What the exercise asks: Exactly repeat all the records below, omitting the images they hold.

Listing:
——

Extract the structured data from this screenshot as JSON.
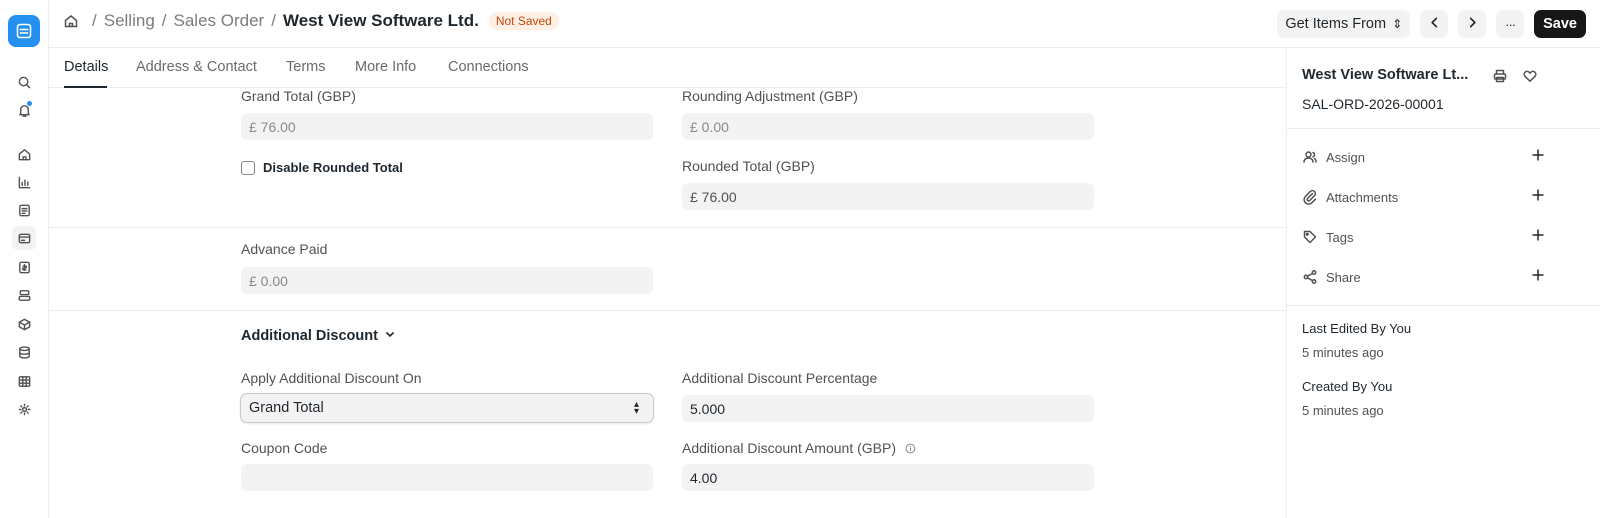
{
  "breadcrumb": {
    "items": [
      "Selling",
      "Sales Order"
    ],
    "separator": "/",
    "title": "West View Software Ltd.",
    "status_badge": "Not Saved"
  },
  "header_actions": {
    "get_items_label": "Get Items From",
    "get_items_indicator": "⇕",
    "more_label": "···",
    "save_label": "Save"
  },
  "tabs": [
    {
      "label": "Details",
      "active": true
    },
    {
      "label": "Address & Contact",
      "active": false
    },
    {
      "label": "Terms",
      "active": false
    },
    {
      "label": "More Info",
      "active": false
    },
    {
      "label": "Connections",
      "active": false
    }
  ],
  "form": {
    "grand_total": {
      "label": "Grand Total (GBP)",
      "value": "£ 76.00"
    },
    "rounding_adjustment": {
      "label": "Rounding Adjustment (GBP)",
      "value": "£ 0.00"
    },
    "disable_rounded_total": {
      "label": "Disable Rounded Total",
      "checked": false
    },
    "rounded_total": {
      "label": "Rounded Total (GBP)",
      "value": "£ 76.00"
    },
    "advance_paid": {
      "label": "Advance Paid",
      "value": "£ 0.00"
    },
    "additional_discount_section": "Additional Discount",
    "apply_discount_on": {
      "label": "Apply Additional Discount On",
      "value": "Grand Total"
    },
    "discount_percentage": {
      "label": "Additional Discount Percentage",
      "value": "5.000"
    },
    "coupon_code": {
      "label": "Coupon Code",
      "value": ""
    },
    "discount_amount": {
      "label": "Additional Discount Amount (GBP)",
      "value": "4.00"
    }
  },
  "sidebar": {
    "doc_title": "West View Software Lt...",
    "doc_id": "SAL-ORD-2026-00001",
    "actions": [
      {
        "label": "Assign",
        "icon": "user-icon"
      },
      {
        "label": "Attachments",
        "icon": "paperclip-icon"
      },
      {
        "label": "Tags",
        "icon": "tag-icon"
      },
      {
        "label": "Share",
        "icon": "share-icon"
      }
    ],
    "last_edited_by": "Last Edited By You",
    "last_edited_time": "5 minutes ago",
    "created_by": "Created By You",
    "created_time": "5 minutes ago"
  },
  "colors": {
    "accent": "#2490ef",
    "badge_bg": "#fff0e6",
    "badge_text": "#c4480d",
    "save_bg": "#171717"
  }
}
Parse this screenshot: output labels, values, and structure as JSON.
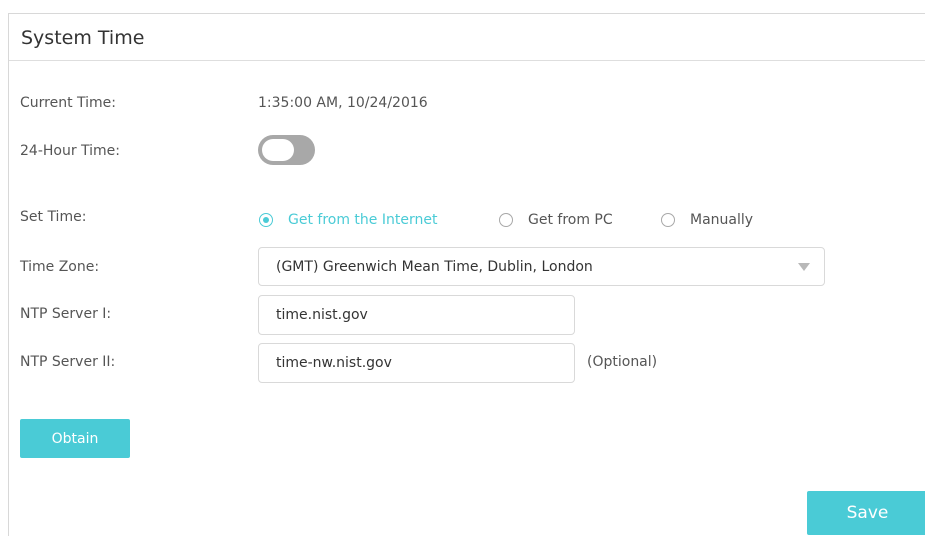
{
  "section": {
    "title": "System Time"
  },
  "current_time": {
    "label": "Current Time:",
    "value": "1:35:00 AM, 10/24/2016"
  },
  "hour24": {
    "label": "24-Hour Time:",
    "enabled": false
  },
  "set_time": {
    "label": "Set Time:",
    "options": [
      {
        "label": "Get from the Internet",
        "selected": true
      },
      {
        "label": "Get from PC",
        "selected": false
      },
      {
        "label": "Manually",
        "selected": false
      }
    ]
  },
  "time_zone": {
    "label": "Time Zone:",
    "selected": "(GMT) Greenwich Mean Time, Dublin, London"
  },
  "ntp1": {
    "label": "NTP Server I:",
    "value": "time.nist.gov"
  },
  "ntp2": {
    "label": "NTP Server II:",
    "value": "time-nw.nist.gov",
    "note": "(Optional)"
  },
  "buttons": {
    "obtain": "Obtain",
    "save": "Save"
  },
  "colors": {
    "accent": "#4acbd6",
    "toggle_off": "#a8a8a8",
    "text": "#555555"
  },
  "icons": {
    "dropdown": "caret-down-icon"
  }
}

——

Reply to the task:
Extract the structured data from this screenshot as JSON.
{
  "breadcrumb": {
    "items": [
      "Selling",
      "Sales Order"
    ],
    "separator": "/",
    "title": "West View Software Ltd.",
    "status_badge": "Not Saved"
  },
  "header_actions": {
    "get_items_label": "Get Items From",
    "get_items_indicator": "⇕",
    "more_label": "···",
    "save_label": "Save"
  },
  "tabs": [
    {
      "label": "Details",
      "active": true
    },
    {
      "label": "Address & Contact",
      "active": false
    },
    {
      "label": "Terms",
      "active": false
    },
    {
      "label": "More Info",
      "active": false
    },
    {
      "label": "Connections",
      "active": false
    }
  ],
  "form": {
    "grand_total": {
      "label": "Grand Total (GBP)",
      "value": "£ 76.00"
    },
    "rounding_adjustment": {
      "label": "Rounding Adjustment (GBP)",
      "value": "£ 0.00"
    },
    "disable_rounded_total": {
      "label": "Disable Rounded Total",
      "checked": false
    },
    "rounded_total": {
      "label": "Rounded Total (GBP)",
      "value": "£ 76.00"
    },
    "advance_paid": {
      "label": "Advance Paid",
      "value": "£ 0.00"
    },
    "additional_discount_section": "Additional Discount",
    "apply_discount_on": {
      "label": "Apply Additional Discount On",
      "value": "Grand Total"
    },
    "discount_percentage": {
      "label": "Additional Discount Percentage",
      "value": "5.000"
    },
    "coupon_code": {
      "label": "Coupon Code",
      "value": ""
    },
    "discount_amount": {
      "label": "Additional Discount Amount (GBP)",
      "value": "4.00"
    }
  },
  "sidebar": {
    "doc_title": "West View Software Lt...",
    "doc_id": "SAL-ORD-2026-00001",
    "actions": [
      {
        "label": "Assign",
        "icon": "user-icon"
      },
      {
        "label": "Attachments",
        "icon": "paperclip-icon"
      },
      {
        "label": "Tags",
        "icon": "tag-icon"
      },
      {
        "label": "Share",
        "icon": "share-icon"
      }
    ],
    "last_edited_by": "Last Edited By You",
    "last_edited_time": "5 minutes ago",
    "created_by": "Created By You",
    "created_time": "5 minutes ago"
  },
  "colors": {
    "accent": "#2490ef",
    "badge_bg": "#fff0e6",
    "badge_text": "#c4480d",
    "save_bg": "#171717"
  }
}
Parse this screenshot: output labels, values, and structure as JSON.
{
  "section": {
    "title": "System Time"
  },
  "current_time": {
    "label": "Current Time:",
    "value": "1:35:00 AM, 10/24/2016"
  },
  "hour24": {
    "label": "24-Hour Time:",
    "enabled": false
  },
  "set_time": {
    "label": "Set Time:",
    "options": [
      {
        "label": "Get from the Internet",
        "selected": true
      },
      {
        "label": "Get from PC",
        "selected": false
      },
      {
        "label": "Manually",
        "selected": false
      }
    ]
  },
  "time_zone": {
    "label": "Time Zone:",
    "selected": "(GMT) Greenwich Mean Time, Dublin, London"
  },
  "ntp1": {
    "label": "NTP Server I:",
    "value": "time.nist.gov"
  },
  "ntp2": {
    "label": "NTP Server II:",
    "value": "time-nw.nist.gov",
    "note": "(Optional)"
  },
  "buttons": {
    "obtain": "Obtain",
    "save": "Save"
  },
  "colors": {
    "accent": "#4acbd6",
    "toggle_off": "#a8a8a8",
    "text": "#555555"
  },
  "icons": {
    "dropdown": "caret-down-icon"
  }
}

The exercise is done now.